WHAT THE TASK ASKS: Write each line out exactly, leaving none out.

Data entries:
┄┄┄┄┄┄┄┄┄┄┄┄┄┄┄┄┄┄┄┄
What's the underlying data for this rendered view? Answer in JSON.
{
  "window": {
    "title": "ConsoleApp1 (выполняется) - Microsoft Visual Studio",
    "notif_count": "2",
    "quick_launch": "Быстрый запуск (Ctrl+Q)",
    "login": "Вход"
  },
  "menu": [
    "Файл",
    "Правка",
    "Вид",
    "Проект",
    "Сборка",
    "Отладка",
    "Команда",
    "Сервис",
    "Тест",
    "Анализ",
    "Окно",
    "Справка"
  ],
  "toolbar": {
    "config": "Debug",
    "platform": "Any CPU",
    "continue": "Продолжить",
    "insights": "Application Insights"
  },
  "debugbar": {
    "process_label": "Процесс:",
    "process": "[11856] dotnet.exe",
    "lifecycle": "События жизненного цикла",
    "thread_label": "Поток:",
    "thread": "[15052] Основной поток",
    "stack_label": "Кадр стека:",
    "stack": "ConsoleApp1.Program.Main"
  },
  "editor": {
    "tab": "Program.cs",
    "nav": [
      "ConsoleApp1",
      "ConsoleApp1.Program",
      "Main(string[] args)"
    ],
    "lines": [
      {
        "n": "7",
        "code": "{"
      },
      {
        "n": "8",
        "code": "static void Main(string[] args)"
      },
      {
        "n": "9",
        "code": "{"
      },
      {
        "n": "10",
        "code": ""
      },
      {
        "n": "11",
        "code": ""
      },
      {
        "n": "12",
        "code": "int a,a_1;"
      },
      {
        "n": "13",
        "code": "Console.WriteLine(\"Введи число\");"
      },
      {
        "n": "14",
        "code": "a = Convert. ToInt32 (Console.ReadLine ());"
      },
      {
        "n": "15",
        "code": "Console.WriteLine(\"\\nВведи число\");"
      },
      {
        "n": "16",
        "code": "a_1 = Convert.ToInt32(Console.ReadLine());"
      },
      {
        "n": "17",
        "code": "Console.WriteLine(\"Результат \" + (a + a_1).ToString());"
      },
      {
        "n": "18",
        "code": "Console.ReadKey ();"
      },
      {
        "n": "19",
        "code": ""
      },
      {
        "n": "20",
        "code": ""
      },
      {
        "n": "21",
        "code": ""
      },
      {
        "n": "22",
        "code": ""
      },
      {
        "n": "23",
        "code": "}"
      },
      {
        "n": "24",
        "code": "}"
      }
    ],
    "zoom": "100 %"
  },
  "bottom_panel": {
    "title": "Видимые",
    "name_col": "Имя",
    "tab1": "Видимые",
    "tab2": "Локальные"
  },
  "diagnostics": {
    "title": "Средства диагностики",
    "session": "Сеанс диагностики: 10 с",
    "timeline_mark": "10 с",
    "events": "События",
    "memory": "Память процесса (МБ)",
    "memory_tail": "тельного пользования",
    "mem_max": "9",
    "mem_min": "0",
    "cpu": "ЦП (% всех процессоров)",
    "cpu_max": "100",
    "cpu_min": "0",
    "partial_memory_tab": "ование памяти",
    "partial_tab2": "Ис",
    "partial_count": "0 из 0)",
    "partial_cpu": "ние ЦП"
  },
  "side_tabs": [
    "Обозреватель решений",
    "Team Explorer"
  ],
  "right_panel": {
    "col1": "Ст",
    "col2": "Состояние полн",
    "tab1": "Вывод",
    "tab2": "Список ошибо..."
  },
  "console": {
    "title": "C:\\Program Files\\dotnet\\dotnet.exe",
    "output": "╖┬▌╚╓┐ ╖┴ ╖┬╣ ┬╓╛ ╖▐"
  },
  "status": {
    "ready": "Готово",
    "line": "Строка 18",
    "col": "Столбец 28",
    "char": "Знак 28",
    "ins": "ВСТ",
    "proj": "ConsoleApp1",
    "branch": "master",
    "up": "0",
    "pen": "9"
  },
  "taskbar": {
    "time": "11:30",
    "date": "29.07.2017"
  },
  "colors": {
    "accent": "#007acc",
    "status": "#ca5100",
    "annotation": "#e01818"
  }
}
┄┄┄┄┄┄┄┄┄┄┄┄┄┄┄┄┄┄┄┄
FULL ANSWER:
What's the underlying data for this rendered view? Answer in JSON.
{
  "window": {
    "title": "ConsoleApp1 (выполняется) - Microsoft Visual Studio",
    "notif_count": "2",
    "quick_launch": "Быстрый запуск (Ctrl+Q)",
    "login": "Вход"
  },
  "menu": [
    "Файл",
    "Правка",
    "Вид",
    "Проект",
    "Сборка",
    "Отладка",
    "Команда",
    "Сервис",
    "Тест",
    "Анализ",
    "Окно",
    "Справка"
  ],
  "toolbar": {
    "config": "Debug",
    "platform": "Any CPU",
    "continue": "Продолжить",
    "insights": "Application Insights"
  },
  "debugbar": {
    "process_label": "Процесс:",
    "process": "[11856] dotnet.exe",
    "lifecycle": "События жизненного цикла",
    "thread_label": "Поток:",
    "thread": "[15052] Основной поток",
    "stack_label": "Кадр стека:",
    "stack": "ConsoleApp1.Program.Main"
  },
  "editor": {
    "tab": "Program.cs",
    "nav": [
      "ConsoleApp1",
      "ConsoleApp1.Program",
      "Main(string[] args)"
    ],
    "lines": [
      {
        "n": "7",
        "code": "{"
      },
      {
        "n": "8",
        "code": "static void Main(string[] args)"
      },
      {
        "n": "9",
        "code": "{"
      },
      {
        "n": "10",
        "code": ""
      },
      {
        "n": "11",
        "code": ""
      },
      {
        "n": "12",
        "code": "int a,a_1;"
      },
      {
        "n": "13",
        "code": "Console.WriteLine(\"Введи число\");"
      },
      {
        "n": "14",
        "code": "a = Convert. ToInt32 (Console.ReadLine ());"
      },
      {
        "n": "15",
        "code": "Console.WriteLine(\"\\nВведи число\");"
      },
      {
        "n": "16",
        "code": "a_1 = Convert.ToInt32(Console.ReadLine());"
      },
      {
        "n": "17",
        "code": "Console.WriteLine(\"Результат \" + (a + a_1).ToString());"
      },
      {
        "n": "18",
        "code": "Console.ReadKey ();"
      },
      {
        "n": "19",
        "code": ""
      },
      {
        "n": "20",
        "code": ""
      },
      {
        "n": "21",
        "code": ""
      },
      {
        "n": "22",
        "code": ""
      },
      {
        "n": "23",
        "code": "}"
      },
      {
        "n": "24",
        "code": "}"
      }
    ],
    "zoom": "100 %"
  },
  "bottom_panel": {
    "title": "Видимые",
    "name_col": "Имя",
    "tab1": "Видимые",
    "tab2": "Локальные"
  },
  "diagnostics": {
    "title": "Средства диагностики",
    "session": "Сеанс диагностики: 10 с",
    "timeline_mark": "10 с",
    "events": "События",
    "memory": "Память процесса (МБ)",
    "memory_tail": "тельного пользования",
    "mem_max": "9",
    "mem_min": "0",
    "cpu": "ЦП (% всех процессоров)",
    "cpu_max": "100",
    "cpu_min": "0",
    "partial_memory_tab": "ование памяти",
    "partial_tab2": "Ис",
    "partial_count": "0 из 0)",
    "partial_cpu": "ние ЦП"
  },
  "side_tabs": [
    "Обозреватель решений",
    "Team Explorer"
  ],
  "right_panel": {
    "col1": "Ст",
    "col2": "Состояние полн",
    "tab1": "Вывод",
    "tab2": "Список ошибо..."
  },
  "console": {
    "title": "C:\\Program Files\\dotnet\\dotnet.exe",
    "output": "╖┬▌╚╓┐ ╖┴ ╖┬╣ ┬╓╛ ╖▐"
  },
  "status": {
    "ready": "Готово",
    "line": "Строка 18",
    "col": "Столбец 28",
    "char": "Знак 28",
    "ins": "ВСТ",
    "proj": "ConsoleApp1",
    "branch": "master",
    "up": "0",
    "pen": "9"
  },
  "taskbar": {
    "time": "11:30",
    "date": "29.07.2017"
  },
  "colors": {
    "accent": "#007acc",
    "status": "#ca5100",
    "annotation": "#e01818"
  }
}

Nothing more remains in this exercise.